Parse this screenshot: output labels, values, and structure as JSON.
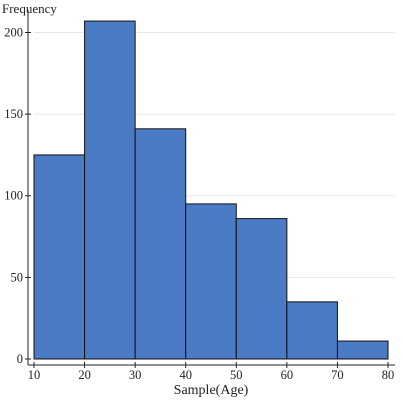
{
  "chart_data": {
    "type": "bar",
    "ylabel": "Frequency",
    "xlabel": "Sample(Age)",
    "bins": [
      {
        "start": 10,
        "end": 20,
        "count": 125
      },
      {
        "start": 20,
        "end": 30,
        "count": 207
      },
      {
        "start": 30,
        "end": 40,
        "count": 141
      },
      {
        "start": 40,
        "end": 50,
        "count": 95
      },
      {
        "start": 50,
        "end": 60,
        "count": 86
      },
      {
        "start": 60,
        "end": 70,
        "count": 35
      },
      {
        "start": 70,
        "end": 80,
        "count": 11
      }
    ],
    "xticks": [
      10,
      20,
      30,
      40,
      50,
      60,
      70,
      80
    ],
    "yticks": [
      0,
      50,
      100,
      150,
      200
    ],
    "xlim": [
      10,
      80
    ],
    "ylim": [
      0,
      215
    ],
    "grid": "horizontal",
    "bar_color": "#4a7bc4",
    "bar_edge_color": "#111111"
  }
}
****************
__Set task__: Leave out the pictures and copy every record above exactly.

__Result of this task__:
Parse this screenshot: output labels, values, and structure as JSON.
{
  "chart_data": {
    "type": "bar",
    "ylabel": "Frequency",
    "xlabel": "Sample(Age)",
    "bins": [
      {
        "start": 10,
        "end": 20,
        "count": 125
      },
      {
        "start": 20,
        "end": 30,
        "count": 207
      },
      {
        "start": 30,
        "end": 40,
        "count": 141
      },
      {
        "start": 40,
        "end": 50,
        "count": 95
      },
      {
        "start": 50,
        "end": 60,
        "count": 86
      },
      {
        "start": 60,
        "end": 70,
        "count": 35
      },
      {
        "start": 70,
        "end": 80,
        "count": 11
      }
    ],
    "xticks": [
      10,
      20,
      30,
      40,
      50,
      60,
      70,
      80
    ],
    "yticks": [
      0,
      50,
      100,
      150,
      200
    ],
    "xlim": [
      10,
      80
    ],
    "ylim": [
      0,
      215
    ],
    "grid": "horizontal",
    "bar_color": "#4a7bc4",
    "bar_edge_color": "#111111"
  }
}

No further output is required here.